◆ **Instructions for the task**
Count every line that holds the string "name", then give that number alone.

◆ **Input data**
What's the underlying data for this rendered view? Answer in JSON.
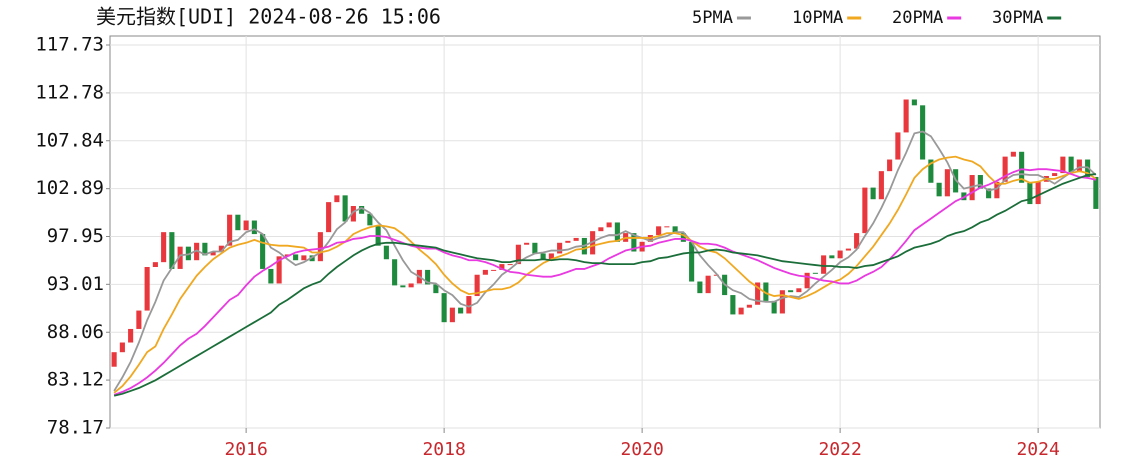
{
  "chart_data": {
    "type": "candlestick",
    "title": "美元指数[UDI] 2024-08-26 15:06",
    "up_color": "#e8383d",
    "down_color": "#1e8a3e",
    "ylim": [
      78.17,
      117.73
    ],
    "yticks": [
      78.17,
      83.12,
      88.06,
      93.01,
      97.95,
      102.89,
      107.84,
      112.78,
      117.73
    ],
    "grid": true,
    "legend": "top-right",
    "categories": [
      null,
      null,
      null,
      null,
      null,
      null,
      null,
      null,
      null,
      null,
      null,
      null,
      null,
      null,
      null,
      null,
      "2016",
      null,
      null,
      null,
      null,
      null,
      null,
      null,
      null,
      null,
      null,
      null,
      null,
      null,
      null,
      null,
      null,
      null,
      null,
      null,
      null,
      null,
      null,
      null,
      "2018",
      null,
      null,
      null,
      null,
      null,
      null,
      null,
      null,
      null,
      null,
      null,
      null,
      null,
      null,
      null,
      null,
      null,
      null,
      null,
      null,
      null,
      null,
      null,
      "2020",
      null,
      null,
      null,
      null,
      null,
      null,
      null,
      null,
      null,
      null,
      null,
      null,
      null,
      null,
      null,
      null,
      null,
      null,
      null,
      null,
      null,
      null,
      null,
      "2022",
      null,
      null,
      null,
      null,
      null,
      null,
      null,
      null,
      null,
      null,
      null,
      null,
      null,
      null,
      null,
      null,
      null,
      null,
      null,
      null,
      null,
      null,
      null,
      "2024",
      null,
      null,
      null,
      null,
      null,
      null,
      null
    ],
    "open": [
      84.5,
      86.0,
      87.0,
      88.4,
      90.3,
      94.8,
      95.3,
      98.4,
      94.6,
      96.9,
      95.5,
      97.3,
      96.0,
      96.4,
      97.0,
      100.2,
      98.6,
      99.6,
      98.2,
      94.6,
      93.1,
      95.9,
      96.1,
      95.5,
      96.0,
      95.4,
      98.4,
      101.5,
      102.2,
      99.5,
      101.1,
      100.3,
      99.1,
      97.0,
      95.6,
      92.9,
      92.7,
      93.1,
      94.5,
      93.0,
      92.1,
      89.1,
      90.6,
      90.0,
      91.8,
      94.0,
      94.5,
      94.5,
      95.1,
      95.1,
      97.1,
      97.3,
      96.2,
      95.6,
      96.2,
      97.3,
      97.5,
      97.8,
      96.1,
      98.5,
      98.9,
      99.4,
      97.4,
      98.3,
      96.4,
      97.4,
      98.1,
      99.0,
      99.0,
      98.3,
      97.4,
      93.3,
      92.1,
      93.9,
      94.0,
      91.9,
      89.9,
      90.6,
      90.9,
      93.2,
      91.3,
      90.0,
      92.4,
      92.2,
      92.6,
      94.2,
      94.1,
      96.0,
      95.7,
      96.5,
      96.7,
      98.3,
      103.0,
      101.8,
      104.7,
      105.9,
      108.7,
      112.1,
      111.5,
      105.9,
      103.5,
      102.1,
      104.9,
      102.5,
      101.7,
      104.3,
      102.9,
      101.9,
      103.6,
      106.2,
      106.7,
      103.5,
      101.3,
      103.6,
      104.2,
      104.5,
      106.2,
      104.6,
      105.9,
      104.1
    ],
    "close": [
      86.0,
      87.0,
      88.4,
      90.3,
      94.8,
      95.3,
      98.4,
      94.6,
      96.9,
      95.5,
      97.3,
      96.0,
      96.4,
      97.0,
      100.2,
      98.6,
      99.6,
      98.2,
      94.6,
      93.1,
      95.9,
      96.1,
      95.5,
      96.0,
      95.4,
      98.4,
      101.5,
      102.2,
      99.5,
      101.1,
      100.3,
      99.1,
      97.0,
      95.6,
      92.9,
      92.7,
      93.1,
      94.5,
      93.0,
      92.1,
      89.1,
      90.6,
      90.0,
      91.8,
      94.0,
      94.5,
      94.5,
      95.1,
      95.1,
      97.1,
      97.3,
      96.2,
      95.6,
      96.2,
      97.3,
      97.5,
      97.8,
      96.1,
      98.5,
      98.9,
      99.4,
      97.4,
      98.3,
      96.4,
      97.4,
      98.1,
      99.0,
      99.0,
      98.3,
      97.4,
      93.3,
      92.1,
      93.9,
      94.0,
      91.9,
      89.9,
      90.6,
      90.9,
      93.2,
      91.3,
      90.0,
      92.4,
      92.2,
      92.6,
      94.2,
      94.1,
      96.0,
      95.7,
      96.5,
      96.7,
      98.3,
      103.0,
      101.8,
      104.7,
      105.9,
      108.7,
      112.1,
      111.5,
      105.9,
      103.5,
      102.1,
      104.9,
      102.5,
      101.7,
      104.3,
      102.9,
      101.9,
      103.6,
      106.2,
      106.7,
      103.5,
      101.3,
      103.6,
      104.2,
      104.5,
      106.2,
      104.6,
      105.9,
      104.1,
      100.8
    ],
    "series": [
      {
        "name": "5PMA",
        "color": "#999999",
        "values": [
          82.0,
          83.4,
          85.0,
          87.0,
          89.3,
          91.2,
          93.4,
          94.7,
          96.0,
          96.1,
          96.5,
          96.1,
          96.4,
          96.4,
          97.4,
          97.6,
          98.4,
          98.7,
          98.2,
          96.8,
          96.3,
          95.6,
          95.0,
          95.3,
          95.8,
          96.3,
          97.4,
          98.7,
          99.4,
          100.5,
          100.9,
          100.4,
          99.4,
          98.6,
          97.0,
          95.5,
          94.3,
          93.8,
          93.2,
          93.1,
          92.4,
          91.9,
          91.0,
          90.7,
          91.1,
          92.2,
          93.0,
          94.0,
          94.6,
          95.3,
          95.8,
          96.2,
          96.3,
          96.5,
          96.5,
          96.6,
          96.9,
          97.0,
          97.4,
          97.8,
          98.1,
          98.1,
          98.5,
          98.1,
          97.8,
          97.5,
          97.8,
          98.0,
          98.4,
          98.4,
          97.4,
          96.0,
          95.0,
          94.1,
          93.0,
          92.4,
          92.1,
          91.5,
          91.3,
          91.2,
          91.2,
          91.6,
          91.8,
          91.7,
          92.3,
          93.1,
          93.8,
          94.5,
          95.3,
          95.8,
          96.6,
          98.0,
          99.3,
          100.9,
          102.7,
          104.8,
          106.6,
          108.6,
          108.8,
          108.3,
          107.0,
          105.6,
          103.8,
          102.9,
          103.1,
          103.3,
          102.7,
          102.9,
          103.8,
          104.3,
          104.4,
          104.3,
          104.3,
          103.9,
          103.4,
          104.0,
          104.6,
          105.1,
          105.1,
          104.3
        ]
      },
      {
        "name": "10PMA",
        "color": "#f0a820",
        "values": [
          81.8,
          82.5,
          83.5,
          84.7,
          86.0,
          86.6,
          88.4,
          89.9,
          91.5,
          92.7,
          93.9,
          94.8,
          95.6,
          96.2,
          96.8,
          97.1,
          97.3,
          97.6,
          97.3,
          97.1,
          97.0,
          97.0,
          96.9,
          96.8,
          96.3,
          96.3,
          96.5,
          96.9,
          97.4,
          98.2,
          98.6,
          98.9,
          99.1,
          99.0,
          98.8,
          98.2,
          97.4,
          96.6,
          95.9,
          95.1,
          94.0,
          93.1,
          92.4,
          92.0,
          92.1,
          92.3,
          92.5,
          92.5,
          92.7,
          93.2,
          94.0,
          94.6,
          95.2,
          95.6,
          95.9,
          96.2,
          96.6,
          96.7,
          97.0,
          97.2,
          97.4,
          97.5,
          97.8,
          97.8,
          97.8,
          97.8,
          98.0,
          98.3,
          98.3,
          98.1,
          97.5,
          96.9,
          96.5,
          96.3,
          95.7,
          94.9,
          94.1,
          93.3,
          92.7,
          92.1,
          91.8,
          91.9,
          91.7,
          91.5,
          91.8,
          92.2,
          92.7,
          93.2,
          93.5,
          94.1,
          94.9,
          95.9,
          96.9,
          98.1,
          99.3,
          100.7,
          102.3,
          104.0,
          104.9,
          105.5,
          105.9,
          106.1,
          106.2,
          105.9,
          105.7,
          105.2,
          104.2,
          103.4,
          103.4,
          103.7,
          103.9,
          103.5,
          103.6,
          103.9,
          103.9,
          104.2,
          104.5,
          104.7,
          104.5,
          103.9
        ]
      },
      {
        "name": "20PMA",
        "color": "#e83ae0",
        "values": [
          81.6,
          81.9,
          82.3,
          82.8,
          83.4,
          84.1,
          84.9,
          85.8,
          86.7,
          87.4,
          87.9,
          88.7,
          89.6,
          90.5,
          91.4,
          91.9,
          92.9,
          93.8,
          94.4,
          94.9,
          95.5,
          95.9,
          96.3,
          96.5,
          96.6,
          96.7,
          96.9,
          97.3,
          97.4,
          97.7,
          97.8,
          98.0,
          98.0,
          97.9,
          97.6,
          97.3,
          97.0,
          96.8,
          96.7,
          96.7,
          96.3,
          96.0,
          95.8,
          95.5,
          95.5,
          95.3,
          95.0,
          94.6,
          94.3,
          94.2,
          94.0,
          93.9,
          93.8,
          93.8,
          94.0,
          94.3,
          94.6,
          94.6,
          94.9,
          95.2,
          95.7,
          96.1,
          96.5,
          96.7,
          96.9,
          97.0,
          97.3,
          97.5,
          97.7,
          97.7,
          97.5,
          97.2,
          97.2,
          97.1,
          96.8,
          96.4,
          96.1,
          95.8,
          95.5,
          95.1,
          94.7,
          94.4,
          94.1,
          93.9,
          93.8,
          93.6,
          93.4,
          93.3,
          93.1,
          93.1,
          93.4,
          93.9,
          94.3,
          94.8,
          95.6,
          96.5,
          97.5,
          98.6,
          99.2,
          99.8,
          100.4,
          101.0,
          101.6,
          102.0,
          102.5,
          103.0,
          103.3,
          103.7,
          104.2,
          104.6,
          104.9,
          104.8,
          104.9,
          104.9,
          104.8,
          104.7,
          104.4,
          104.1,
          104.0,
          103.8
        ]
      },
      {
        "name": "30PMA",
        "color": "#1b6e3a",
        "values": [
          81.5,
          81.7,
          82.0,
          82.3,
          82.7,
          83.1,
          83.6,
          84.1,
          84.6,
          85.1,
          85.6,
          86.1,
          86.6,
          87.1,
          87.6,
          88.1,
          88.6,
          89.1,
          89.6,
          90.1,
          90.9,
          91.4,
          92.0,
          92.6,
          93.0,
          93.3,
          94.1,
          94.8,
          95.4,
          96.0,
          96.5,
          96.9,
          97.2,
          97.3,
          97.3,
          97.2,
          97.1,
          97.0,
          96.9,
          96.8,
          96.5,
          96.3,
          96.1,
          95.9,
          95.7,
          95.6,
          95.5,
          95.3,
          95.3,
          95.5,
          95.5,
          95.5,
          95.6,
          95.5,
          95.6,
          95.6,
          95.5,
          95.3,
          95.2,
          95.2,
          95.1,
          95.1,
          95.1,
          95.1,
          95.3,
          95.4,
          95.7,
          95.8,
          96.0,
          96.2,
          96.3,
          96.3,
          96.5,
          96.6,
          96.5,
          96.3,
          96.2,
          96.1,
          96.0,
          95.8,
          95.6,
          95.4,
          95.3,
          95.2,
          95.1,
          95.0,
          94.9,
          94.9,
          94.8,
          94.8,
          94.7,
          94.9,
          95.0,
          95.3,
          95.6,
          95.9,
          96.4,
          96.8,
          97.0,
          97.2,
          97.5,
          98.0,
          98.3,
          98.5,
          98.9,
          99.4,
          99.7,
          100.2,
          100.6,
          101.1,
          101.6,
          101.8,
          102.2,
          102.6,
          103.0,
          103.4,
          103.7,
          104.0,
          104.3,
          104.4
        ]
      }
    ]
  }
}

◆ **Result of the task**
4